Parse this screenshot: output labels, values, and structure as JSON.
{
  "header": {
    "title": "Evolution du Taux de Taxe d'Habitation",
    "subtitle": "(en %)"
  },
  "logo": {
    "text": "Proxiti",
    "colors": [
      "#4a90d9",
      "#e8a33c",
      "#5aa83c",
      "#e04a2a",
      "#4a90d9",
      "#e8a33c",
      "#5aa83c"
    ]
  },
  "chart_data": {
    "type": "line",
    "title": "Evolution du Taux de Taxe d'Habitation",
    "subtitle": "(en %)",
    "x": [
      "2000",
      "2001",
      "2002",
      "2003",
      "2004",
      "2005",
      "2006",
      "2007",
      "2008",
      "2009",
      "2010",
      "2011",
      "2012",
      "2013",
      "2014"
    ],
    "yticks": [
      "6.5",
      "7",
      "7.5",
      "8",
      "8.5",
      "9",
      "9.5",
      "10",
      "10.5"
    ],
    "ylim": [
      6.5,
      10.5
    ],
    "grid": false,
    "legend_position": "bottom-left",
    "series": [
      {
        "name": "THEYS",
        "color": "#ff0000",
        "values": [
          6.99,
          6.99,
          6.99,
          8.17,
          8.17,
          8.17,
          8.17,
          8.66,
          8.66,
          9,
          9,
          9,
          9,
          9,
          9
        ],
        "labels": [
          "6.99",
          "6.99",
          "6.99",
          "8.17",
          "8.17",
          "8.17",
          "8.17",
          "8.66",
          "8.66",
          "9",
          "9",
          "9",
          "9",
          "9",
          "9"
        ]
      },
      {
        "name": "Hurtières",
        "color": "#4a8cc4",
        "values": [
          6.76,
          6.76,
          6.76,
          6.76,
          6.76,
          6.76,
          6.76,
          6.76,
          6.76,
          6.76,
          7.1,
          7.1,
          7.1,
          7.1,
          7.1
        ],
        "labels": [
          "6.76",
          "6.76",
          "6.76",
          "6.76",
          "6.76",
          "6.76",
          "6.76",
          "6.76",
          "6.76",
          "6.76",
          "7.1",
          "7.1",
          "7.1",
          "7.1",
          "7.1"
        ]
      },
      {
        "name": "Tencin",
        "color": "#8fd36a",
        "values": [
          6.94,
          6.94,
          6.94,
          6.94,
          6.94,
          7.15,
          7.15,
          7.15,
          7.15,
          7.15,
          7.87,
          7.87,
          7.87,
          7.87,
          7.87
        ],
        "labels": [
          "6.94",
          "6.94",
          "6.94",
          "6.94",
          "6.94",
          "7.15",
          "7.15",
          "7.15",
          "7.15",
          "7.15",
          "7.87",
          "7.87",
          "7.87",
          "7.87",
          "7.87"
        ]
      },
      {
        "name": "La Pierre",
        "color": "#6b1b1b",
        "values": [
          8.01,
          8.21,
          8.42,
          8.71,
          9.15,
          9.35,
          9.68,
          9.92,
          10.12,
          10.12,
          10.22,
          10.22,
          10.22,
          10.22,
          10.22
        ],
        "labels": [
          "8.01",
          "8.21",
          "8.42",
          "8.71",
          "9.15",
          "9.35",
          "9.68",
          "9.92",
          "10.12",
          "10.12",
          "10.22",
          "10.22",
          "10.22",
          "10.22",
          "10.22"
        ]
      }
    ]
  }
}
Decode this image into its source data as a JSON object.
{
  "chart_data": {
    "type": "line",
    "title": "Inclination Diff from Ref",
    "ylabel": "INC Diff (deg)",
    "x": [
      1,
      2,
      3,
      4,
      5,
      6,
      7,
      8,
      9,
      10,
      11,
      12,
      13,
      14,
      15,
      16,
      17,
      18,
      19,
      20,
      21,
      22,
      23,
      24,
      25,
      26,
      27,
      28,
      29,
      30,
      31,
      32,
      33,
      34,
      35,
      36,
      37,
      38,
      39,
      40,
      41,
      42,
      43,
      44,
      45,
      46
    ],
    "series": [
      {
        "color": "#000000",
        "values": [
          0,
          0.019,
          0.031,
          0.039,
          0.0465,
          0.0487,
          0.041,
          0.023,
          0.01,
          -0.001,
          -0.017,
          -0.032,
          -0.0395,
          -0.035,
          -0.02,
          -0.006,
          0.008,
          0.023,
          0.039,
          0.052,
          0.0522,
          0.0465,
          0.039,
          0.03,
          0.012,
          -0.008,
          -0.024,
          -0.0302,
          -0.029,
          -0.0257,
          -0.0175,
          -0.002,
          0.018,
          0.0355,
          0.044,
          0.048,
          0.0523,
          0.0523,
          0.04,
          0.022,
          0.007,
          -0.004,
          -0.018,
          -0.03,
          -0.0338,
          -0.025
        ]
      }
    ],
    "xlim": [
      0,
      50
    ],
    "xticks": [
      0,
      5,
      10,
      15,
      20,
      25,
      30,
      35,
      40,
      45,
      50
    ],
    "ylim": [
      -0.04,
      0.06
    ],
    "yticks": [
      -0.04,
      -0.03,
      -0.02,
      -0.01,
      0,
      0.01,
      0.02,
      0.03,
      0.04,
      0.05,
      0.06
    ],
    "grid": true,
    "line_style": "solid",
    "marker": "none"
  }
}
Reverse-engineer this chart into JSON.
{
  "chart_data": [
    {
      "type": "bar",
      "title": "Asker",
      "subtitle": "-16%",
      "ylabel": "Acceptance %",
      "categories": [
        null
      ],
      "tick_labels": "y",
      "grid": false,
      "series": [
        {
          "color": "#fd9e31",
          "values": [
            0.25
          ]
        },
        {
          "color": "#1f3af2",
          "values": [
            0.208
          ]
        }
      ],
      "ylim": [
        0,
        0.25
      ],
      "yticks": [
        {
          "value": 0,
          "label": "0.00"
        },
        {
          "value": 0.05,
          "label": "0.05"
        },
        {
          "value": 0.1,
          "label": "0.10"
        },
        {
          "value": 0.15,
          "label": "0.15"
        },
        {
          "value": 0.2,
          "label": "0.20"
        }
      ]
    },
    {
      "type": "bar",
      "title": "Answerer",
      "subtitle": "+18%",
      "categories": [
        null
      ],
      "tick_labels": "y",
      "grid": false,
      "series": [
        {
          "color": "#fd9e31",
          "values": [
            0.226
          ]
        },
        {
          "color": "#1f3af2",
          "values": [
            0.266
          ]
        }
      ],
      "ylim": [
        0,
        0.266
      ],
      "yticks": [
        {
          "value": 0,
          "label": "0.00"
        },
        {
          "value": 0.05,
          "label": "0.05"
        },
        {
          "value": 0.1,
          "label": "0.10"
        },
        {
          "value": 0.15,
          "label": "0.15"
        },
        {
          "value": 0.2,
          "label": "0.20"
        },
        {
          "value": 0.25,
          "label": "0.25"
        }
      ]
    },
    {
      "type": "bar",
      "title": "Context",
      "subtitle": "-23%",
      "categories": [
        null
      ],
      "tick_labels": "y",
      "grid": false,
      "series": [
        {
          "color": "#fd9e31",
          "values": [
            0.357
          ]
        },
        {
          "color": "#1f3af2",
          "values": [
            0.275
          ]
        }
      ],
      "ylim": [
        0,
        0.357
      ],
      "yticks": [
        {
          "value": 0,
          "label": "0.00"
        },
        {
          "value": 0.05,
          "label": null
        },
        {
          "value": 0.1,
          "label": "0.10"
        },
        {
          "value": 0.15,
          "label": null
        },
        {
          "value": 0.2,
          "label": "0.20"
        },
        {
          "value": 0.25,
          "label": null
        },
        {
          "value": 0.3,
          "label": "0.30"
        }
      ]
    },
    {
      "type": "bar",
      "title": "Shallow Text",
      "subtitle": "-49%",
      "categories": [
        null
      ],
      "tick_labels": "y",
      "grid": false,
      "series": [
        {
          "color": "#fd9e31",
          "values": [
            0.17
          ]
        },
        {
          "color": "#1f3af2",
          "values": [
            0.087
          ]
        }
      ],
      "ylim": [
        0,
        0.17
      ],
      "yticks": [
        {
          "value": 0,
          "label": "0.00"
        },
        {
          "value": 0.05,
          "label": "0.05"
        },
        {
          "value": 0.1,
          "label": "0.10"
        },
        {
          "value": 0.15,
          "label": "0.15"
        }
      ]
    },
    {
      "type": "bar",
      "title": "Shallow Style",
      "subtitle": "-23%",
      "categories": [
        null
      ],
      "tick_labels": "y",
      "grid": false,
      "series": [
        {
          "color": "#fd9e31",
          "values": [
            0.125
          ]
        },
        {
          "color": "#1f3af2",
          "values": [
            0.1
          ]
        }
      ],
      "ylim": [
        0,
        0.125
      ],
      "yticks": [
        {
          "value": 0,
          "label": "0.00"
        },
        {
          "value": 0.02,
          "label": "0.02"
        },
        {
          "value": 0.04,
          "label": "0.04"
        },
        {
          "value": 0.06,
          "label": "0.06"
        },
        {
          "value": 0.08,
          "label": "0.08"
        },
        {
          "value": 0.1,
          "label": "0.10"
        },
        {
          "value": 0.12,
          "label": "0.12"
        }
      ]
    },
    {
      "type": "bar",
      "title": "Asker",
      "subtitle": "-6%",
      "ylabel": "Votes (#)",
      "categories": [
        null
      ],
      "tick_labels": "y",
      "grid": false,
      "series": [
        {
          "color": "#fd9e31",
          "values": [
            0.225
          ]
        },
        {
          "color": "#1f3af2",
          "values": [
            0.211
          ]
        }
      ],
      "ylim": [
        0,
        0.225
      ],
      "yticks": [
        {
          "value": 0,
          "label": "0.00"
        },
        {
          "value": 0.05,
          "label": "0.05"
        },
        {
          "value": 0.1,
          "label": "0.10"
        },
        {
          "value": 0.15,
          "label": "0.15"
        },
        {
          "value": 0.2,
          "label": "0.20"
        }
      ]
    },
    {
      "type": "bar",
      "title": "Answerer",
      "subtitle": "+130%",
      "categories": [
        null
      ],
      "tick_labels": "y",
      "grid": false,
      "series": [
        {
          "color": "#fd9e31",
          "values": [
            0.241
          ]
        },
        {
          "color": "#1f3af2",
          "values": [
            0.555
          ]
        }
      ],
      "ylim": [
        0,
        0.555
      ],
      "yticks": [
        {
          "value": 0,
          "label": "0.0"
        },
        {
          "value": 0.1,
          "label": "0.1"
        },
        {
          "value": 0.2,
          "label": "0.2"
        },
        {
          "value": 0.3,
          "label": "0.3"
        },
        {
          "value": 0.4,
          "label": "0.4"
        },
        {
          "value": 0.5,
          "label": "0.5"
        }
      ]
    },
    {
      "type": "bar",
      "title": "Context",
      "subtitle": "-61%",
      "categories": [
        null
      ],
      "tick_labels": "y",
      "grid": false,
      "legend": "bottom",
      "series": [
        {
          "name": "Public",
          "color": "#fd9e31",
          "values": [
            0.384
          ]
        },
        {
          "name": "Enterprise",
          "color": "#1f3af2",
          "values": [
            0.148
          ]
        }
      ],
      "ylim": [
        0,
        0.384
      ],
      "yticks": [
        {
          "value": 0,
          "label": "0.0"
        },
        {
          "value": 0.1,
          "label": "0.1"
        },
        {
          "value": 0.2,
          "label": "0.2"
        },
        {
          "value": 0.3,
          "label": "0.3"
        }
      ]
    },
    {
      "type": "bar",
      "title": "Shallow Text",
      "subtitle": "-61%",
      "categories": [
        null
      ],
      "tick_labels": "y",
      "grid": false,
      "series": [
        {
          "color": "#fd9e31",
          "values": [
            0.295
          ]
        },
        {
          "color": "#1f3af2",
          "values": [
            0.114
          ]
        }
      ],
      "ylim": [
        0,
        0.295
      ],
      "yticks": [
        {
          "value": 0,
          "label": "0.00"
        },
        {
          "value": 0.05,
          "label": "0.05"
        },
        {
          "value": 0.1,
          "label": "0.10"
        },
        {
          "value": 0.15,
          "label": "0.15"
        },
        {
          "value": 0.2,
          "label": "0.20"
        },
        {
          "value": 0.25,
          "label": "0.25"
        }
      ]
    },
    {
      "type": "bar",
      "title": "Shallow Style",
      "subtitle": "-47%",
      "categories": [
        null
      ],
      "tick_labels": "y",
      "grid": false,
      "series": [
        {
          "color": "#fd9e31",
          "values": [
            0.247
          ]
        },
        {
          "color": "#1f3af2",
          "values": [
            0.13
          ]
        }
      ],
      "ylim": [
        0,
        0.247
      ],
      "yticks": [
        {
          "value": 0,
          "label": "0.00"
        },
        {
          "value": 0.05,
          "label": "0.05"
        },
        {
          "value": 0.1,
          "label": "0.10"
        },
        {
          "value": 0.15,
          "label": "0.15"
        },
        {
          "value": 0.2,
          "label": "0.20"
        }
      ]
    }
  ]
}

__Do this__
Your task is to gather every line with the word "name" and copy it.

__Response for this exercise__
        "name": "THEYS",
        "name": "Hurtières",
        "name": "Tencin",
        "name": "La Pierre",
          "name": "Public",
          "name": "Enterprise",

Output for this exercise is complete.